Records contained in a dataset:
-- BEGIN --
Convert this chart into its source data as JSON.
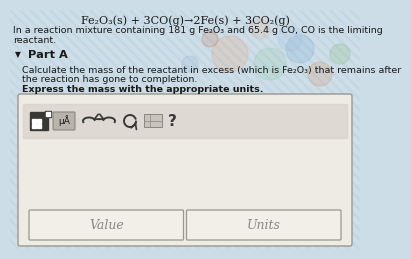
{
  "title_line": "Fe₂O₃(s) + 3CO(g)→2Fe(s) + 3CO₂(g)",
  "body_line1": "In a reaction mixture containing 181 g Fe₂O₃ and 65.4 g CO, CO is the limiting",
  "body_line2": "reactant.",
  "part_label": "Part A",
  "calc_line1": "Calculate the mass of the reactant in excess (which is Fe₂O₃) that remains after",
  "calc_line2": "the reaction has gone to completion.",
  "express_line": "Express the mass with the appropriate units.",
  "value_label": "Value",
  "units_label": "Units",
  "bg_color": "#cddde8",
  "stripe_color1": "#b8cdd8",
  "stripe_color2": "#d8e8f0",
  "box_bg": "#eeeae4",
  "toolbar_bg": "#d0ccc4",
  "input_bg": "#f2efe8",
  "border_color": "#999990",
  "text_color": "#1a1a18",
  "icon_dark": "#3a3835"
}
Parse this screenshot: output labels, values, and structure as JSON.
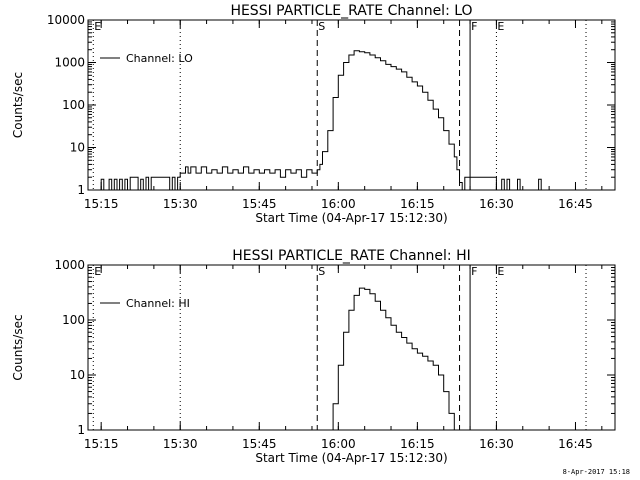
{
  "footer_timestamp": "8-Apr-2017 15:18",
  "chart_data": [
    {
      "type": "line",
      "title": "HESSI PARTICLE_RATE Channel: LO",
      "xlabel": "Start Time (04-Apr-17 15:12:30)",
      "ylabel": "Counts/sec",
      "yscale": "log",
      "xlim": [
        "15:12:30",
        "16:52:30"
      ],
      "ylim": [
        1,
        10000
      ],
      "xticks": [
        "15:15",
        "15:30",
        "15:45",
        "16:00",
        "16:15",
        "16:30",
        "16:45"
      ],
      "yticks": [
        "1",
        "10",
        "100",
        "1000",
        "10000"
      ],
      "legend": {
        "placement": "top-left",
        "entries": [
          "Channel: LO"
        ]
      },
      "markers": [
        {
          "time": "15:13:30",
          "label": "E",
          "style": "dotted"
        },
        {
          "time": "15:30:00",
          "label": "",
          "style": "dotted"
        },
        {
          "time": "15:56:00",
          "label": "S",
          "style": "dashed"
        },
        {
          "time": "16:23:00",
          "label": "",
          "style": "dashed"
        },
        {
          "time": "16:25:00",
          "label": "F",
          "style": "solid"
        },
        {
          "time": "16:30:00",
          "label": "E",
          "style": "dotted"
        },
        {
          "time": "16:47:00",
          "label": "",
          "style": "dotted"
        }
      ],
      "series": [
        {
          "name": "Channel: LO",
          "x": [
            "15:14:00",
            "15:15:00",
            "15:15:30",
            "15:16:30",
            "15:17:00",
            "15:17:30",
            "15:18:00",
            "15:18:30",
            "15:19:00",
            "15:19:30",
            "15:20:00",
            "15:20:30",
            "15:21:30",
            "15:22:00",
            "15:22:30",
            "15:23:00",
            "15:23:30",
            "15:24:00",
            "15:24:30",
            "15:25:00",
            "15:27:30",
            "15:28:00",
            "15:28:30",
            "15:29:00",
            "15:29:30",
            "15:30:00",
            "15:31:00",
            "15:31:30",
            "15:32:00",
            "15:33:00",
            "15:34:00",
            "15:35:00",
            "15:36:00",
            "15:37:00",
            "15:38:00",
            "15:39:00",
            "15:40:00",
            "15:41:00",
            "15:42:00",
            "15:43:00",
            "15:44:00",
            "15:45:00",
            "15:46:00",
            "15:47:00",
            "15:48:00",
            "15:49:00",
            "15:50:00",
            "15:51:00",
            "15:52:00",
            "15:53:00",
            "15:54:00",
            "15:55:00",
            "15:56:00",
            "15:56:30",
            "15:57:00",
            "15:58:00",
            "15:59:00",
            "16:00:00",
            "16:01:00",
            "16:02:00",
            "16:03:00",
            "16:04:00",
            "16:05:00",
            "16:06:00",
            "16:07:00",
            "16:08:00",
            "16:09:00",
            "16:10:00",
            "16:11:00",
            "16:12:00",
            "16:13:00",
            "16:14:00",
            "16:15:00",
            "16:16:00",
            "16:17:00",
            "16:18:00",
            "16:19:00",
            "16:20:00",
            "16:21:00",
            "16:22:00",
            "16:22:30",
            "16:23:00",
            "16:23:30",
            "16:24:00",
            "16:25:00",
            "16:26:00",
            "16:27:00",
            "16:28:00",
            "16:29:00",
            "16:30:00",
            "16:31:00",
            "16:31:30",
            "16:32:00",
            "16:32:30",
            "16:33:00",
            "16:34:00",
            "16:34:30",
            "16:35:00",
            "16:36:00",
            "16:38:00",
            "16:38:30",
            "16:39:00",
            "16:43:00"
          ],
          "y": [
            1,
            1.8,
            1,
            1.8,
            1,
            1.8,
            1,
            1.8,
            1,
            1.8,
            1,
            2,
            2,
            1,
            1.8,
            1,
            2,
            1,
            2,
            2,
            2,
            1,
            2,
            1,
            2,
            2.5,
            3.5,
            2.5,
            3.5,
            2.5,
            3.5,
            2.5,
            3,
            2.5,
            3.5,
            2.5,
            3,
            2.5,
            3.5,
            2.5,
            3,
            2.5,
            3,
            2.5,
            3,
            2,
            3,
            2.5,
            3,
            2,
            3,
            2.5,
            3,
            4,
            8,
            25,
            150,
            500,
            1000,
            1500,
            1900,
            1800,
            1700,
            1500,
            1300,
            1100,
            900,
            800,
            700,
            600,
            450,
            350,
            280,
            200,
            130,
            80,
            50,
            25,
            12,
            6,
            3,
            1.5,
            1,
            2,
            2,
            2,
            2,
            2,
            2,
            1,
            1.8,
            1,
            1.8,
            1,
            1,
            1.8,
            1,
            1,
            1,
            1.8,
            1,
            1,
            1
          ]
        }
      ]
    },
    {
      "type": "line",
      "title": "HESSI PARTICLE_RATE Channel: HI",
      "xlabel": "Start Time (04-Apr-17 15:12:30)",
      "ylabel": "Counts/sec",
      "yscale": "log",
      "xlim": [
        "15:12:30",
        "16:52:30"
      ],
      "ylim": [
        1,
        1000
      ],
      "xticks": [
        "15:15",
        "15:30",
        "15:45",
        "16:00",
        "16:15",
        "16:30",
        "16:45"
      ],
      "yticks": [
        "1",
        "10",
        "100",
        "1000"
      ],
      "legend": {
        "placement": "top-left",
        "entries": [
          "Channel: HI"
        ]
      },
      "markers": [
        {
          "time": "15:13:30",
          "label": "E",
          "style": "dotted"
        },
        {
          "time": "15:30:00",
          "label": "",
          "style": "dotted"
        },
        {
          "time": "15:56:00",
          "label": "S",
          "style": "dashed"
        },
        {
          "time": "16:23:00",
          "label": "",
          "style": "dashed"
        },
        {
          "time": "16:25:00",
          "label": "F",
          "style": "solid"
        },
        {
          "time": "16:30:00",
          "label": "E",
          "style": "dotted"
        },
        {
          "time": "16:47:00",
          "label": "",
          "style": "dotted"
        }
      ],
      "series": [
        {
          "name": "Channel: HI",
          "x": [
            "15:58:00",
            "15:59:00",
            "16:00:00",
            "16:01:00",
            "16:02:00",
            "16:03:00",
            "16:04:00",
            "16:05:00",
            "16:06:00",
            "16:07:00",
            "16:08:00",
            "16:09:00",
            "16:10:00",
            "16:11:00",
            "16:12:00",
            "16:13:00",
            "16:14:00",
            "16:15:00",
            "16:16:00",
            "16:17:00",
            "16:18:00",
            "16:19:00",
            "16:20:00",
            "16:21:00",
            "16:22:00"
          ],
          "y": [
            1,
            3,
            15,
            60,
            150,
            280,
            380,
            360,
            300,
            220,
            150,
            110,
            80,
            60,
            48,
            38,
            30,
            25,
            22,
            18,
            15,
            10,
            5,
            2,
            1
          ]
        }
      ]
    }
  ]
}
-- END --
Except for the pictures, copy the material above exactly.

TASK ANSWER:
Convert this chart into its source data as JSON.
{
  "title_line": "Fe₂O₃(s) + 3CO(g)→2Fe(s) + 3CO₂(g)",
  "body_line1": "In a reaction mixture containing 181 g Fe₂O₃ and 65.4 g CO, CO is the limiting",
  "body_line2": "reactant.",
  "part_label": "Part A",
  "calc_line1": "Calculate the mass of the reactant in excess (which is Fe₂O₃) that remains after",
  "calc_line2": "the reaction has gone to completion.",
  "express_line": "Express the mass with the appropriate units.",
  "value_label": "Value",
  "units_label": "Units",
  "bg_color": "#cddde8",
  "stripe_color1": "#b8cdd8",
  "stripe_color2": "#d8e8f0",
  "box_bg": "#eeeae4",
  "toolbar_bg": "#d0ccc4",
  "input_bg": "#f2efe8",
  "border_color": "#999990",
  "text_color": "#1a1a18",
  "icon_dark": "#3a3835"
}
Parse this screenshot: output labels, values, and structure as JSON.
{
  "footer_timestamp": "8-Apr-2017 15:18",
  "chart_data": [
    {
      "type": "line",
      "title": "HESSI PARTICLE_RATE Channel: LO",
      "xlabel": "Start Time (04-Apr-17 15:12:30)",
      "ylabel": "Counts/sec",
      "yscale": "log",
      "xlim": [
        "15:12:30",
        "16:52:30"
      ],
      "ylim": [
        1,
        10000
      ],
      "xticks": [
        "15:15",
        "15:30",
        "15:45",
        "16:00",
        "16:15",
        "16:30",
        "16:45"
      ],
      "yticks": [
        "1",
        "10",
        "100",
        "1000",
        "10000"
      ],
      "legend": {
        "placement": "top-left",
        "entries": [
          "Channel: LO"
        ]
      },
      "markers": [
        {
          "time": "15:13:30",
          "label": "E",
          "style": "dotted"
        },
        {
          "time": "15:30:00",
          "label": "",
          "style": "dotted"
        },
        {
          "time": "15:56:00",
          "label": "S",
          "style": "dashed"
        },
        {
          "time": "16:23:00",
          "label": "",
          "style": "dashed"
        },
        {
          "time": "16:25:00",
          "label": "F",
          "style": "solid"
        },
        {
          "time": "16:30:00",
          "label": "E",
          "style": "dotted"
        },
        {
          "time": "16:47:00",
          "label": "",
          "style": "dotted"
        }
      ],
      "series": [
        {
          "name": "Channel: LO",
          "x": [
            "15:14:00",
            "15:15:00",
            "15:15:30",
            "15:16:30",
            "15:17:00",
            "15:17:30",
            "15:18:00",
            "15:18:30",
            "15:19:00",
            "15:19:30",
            "15:20:00",
            "15:20:30",
            "15:21:30",
            "15:22:00",
            "15:22:30",
            "15:23:00",
            "15:23:30",
            "15:24:00",
            "15:24:30",
            "15:25:00",
            "15:27:30",
            "15:28:00",
            "15:28:30",
            "15:29:00",
            "15:29:30",
            "15:30:00",
            "15:31:00",
            "15:31:30",
            "15:32:00",
            "15:33:00",
            "15:34:00",
            "15:35:00",
            "15:36:00",
            "15:37:00",
            "15:38:00",
            "15:39:00",
            "15:40:00",
            "15:41:00",
            "15:42:00",
            "15:43:00",
            "15:44:00",
            "15:45:00",
            "15:46:00",
            "15:47:00",
            "15:48:00",
            "15:49:00",
            "15:50:00",
            "15:51:00",
            "15:52:00",
            "15:53:00",
            "15:54:00",
            "15:55:00",
            "15:56:00",
            "15:56:30",
            "15:57:00",
            "15:58:00",
            "15:59:00",
            "16:00:00",
            "16:01:00",
            "16:02:00",
            "16:03:00",
            "16:04:00",
            "16:05:00",
            "16:06:00",
            "16:07:00",
            "16:08:00",
            "16:09:00",
            "16:10:00",
            "16:11:00",
            "16:12:00",
            "16:13:00",
            "16:14:00",
            "16:15:00",
            "16:16:00",
            "16:17:00",
            "16:18:00",
            "16:19:00",
            "16:20:00",
            "16:21:00",
            "16:22:00",
            "16:22:30",
            "16:23:00",
            "16:23:30",
            "16:24:00",
            "16:25:00",
            "16:26:00",
            "16:27:00",
            "16:28:00",
            "16:29:00",
            "16:30:00",
            "16:31:00",
            "16:31:30",
            "16:32:00",
            "16:32:30",
            "16:33:00",
            "16:34:00",
            "16:34:30",
            "16:35:00",
            "16:36:00",
            "16:38:00",
            "16:38:30",
            "16:39:00",
            "16:43:00"
          ],
          "y": [
            1,
            1.8,
            1,
            1.8,
            1,
            1.8,
            1,
            1.8,
            1,
            1.8,
            1,
            2,
            2,
            1,
            1.8,
            1,
            2,
            1,
            2,
            2,
            2,
            1,
            2,
            1,
            2,
            2.5,
            3.5,
            2.5,
            3.5,
            2.5,
            3.5,
            2.5,
            3,
            2.5,
            3.5,
            2.5,
            3,
            2.5,
            3.5,
            2.5,
            3,
            2.5,
            3,
            2.5,
            3,
            2,
            3,
            2.5,
            3,
            2,
            3,
            2.5,
            3,
            4,
            8,
            25,
            150,
            500,
            1000,
            1500,
            1900,
            1800,
            1700,
            1500,
            1300,
            1100,
            900,
            800,
            700,
            600,
            450,
            350,
            280,
            200,
            130,
            80,
            50,
            25,
            12,
            6,
            3,
            1.5,
            1,
            2,
            2,
            2,
            2,
            2,
            2,
            1,
            1.8,
            1,
            1.8,
            1,
            1,
            1.8,
            1,
            1,
            1,
            1.8,
            1,
            1,
            1
          ]
        }
      ]
    },
    {
      "type": "line",
      "title": "HESSI PARTICLE_RATE Channel: HI",
      "xlabel": "Start Time (04-Apr-17 15:12:30)",
      "ylabel": "Counts/sec",
      "yscale": "log",
      "xlim": [
        "15:12:30",
        "16:52:30"
      ],
      "ylim": [
        1,
        1000
      ],
      "xticks": [
        "15:15",
        "15:30",
        "15:45",
        "16:00",
        "16:15",
        "16:30",
        "16:45"
      ],
      "yticks": [
        "1",
        "10",
        "100",
        "1000"
      ],
      "legend": {
        "placement": "top-left",
        "entries": [
          "Channel: HI"
        ]
      },
      "markers": [
        {
          "time": "15:13:30",
          "label": "E",
          "style": "dotted"
        },
        {
          "time": "15:30:00",
          "label": "",
          "style": "dotted"
        },
        {
          "time": "15:56:00",
          "label": "S",
          "style": "dashed"
        },
        {
          "time": "16:23:00",
          "label": "",
          "style": "dashed"
        },
        {
          "time": "16:25:00",
          "label": "F",
          "style": "solid"
        },
        {
          "time": "16:30:00",
          "label": "E",
          "style": "dotted"
        },
        {
          "time": "16:47:00",
          "label": "",
          "style": "dotted"
        }
      ],
      "series": [
        {
          "name": "Channel: HI",
          "x": [
            "15:58:00",
            "15:59:00",
            "16:00:00",
            "16:01:00",
            "16:02:00",
            "16:03:00",
            "16:04:00",
            "16:05:00",
            "16:06:00",
            "16:07:00",
            "16:08:00",
            "16:09:00",
            "16:10:00",
            "16:11:00",
            "16:12:00",
            "16:13:00",
            "16:14:00",
            "16:15:00",
            "16:16:00",
            "16:17:00",
            "16:18:00",
            "16:19:00",
            "16:20:00",
            "16:21:00",
            "16:22:00"
          ],
          "y": [
            1,
            3,
            15,
            60,
            150,
            280,
            380,
            360,
            300,
            220,
            150,
            110,
            80,
            60,
            48,
            38,
            30,
            25,
            22,
            18,
            15,
            10,
            5,
            2,
            1
          ]
        }
      ]
    }
  ]
}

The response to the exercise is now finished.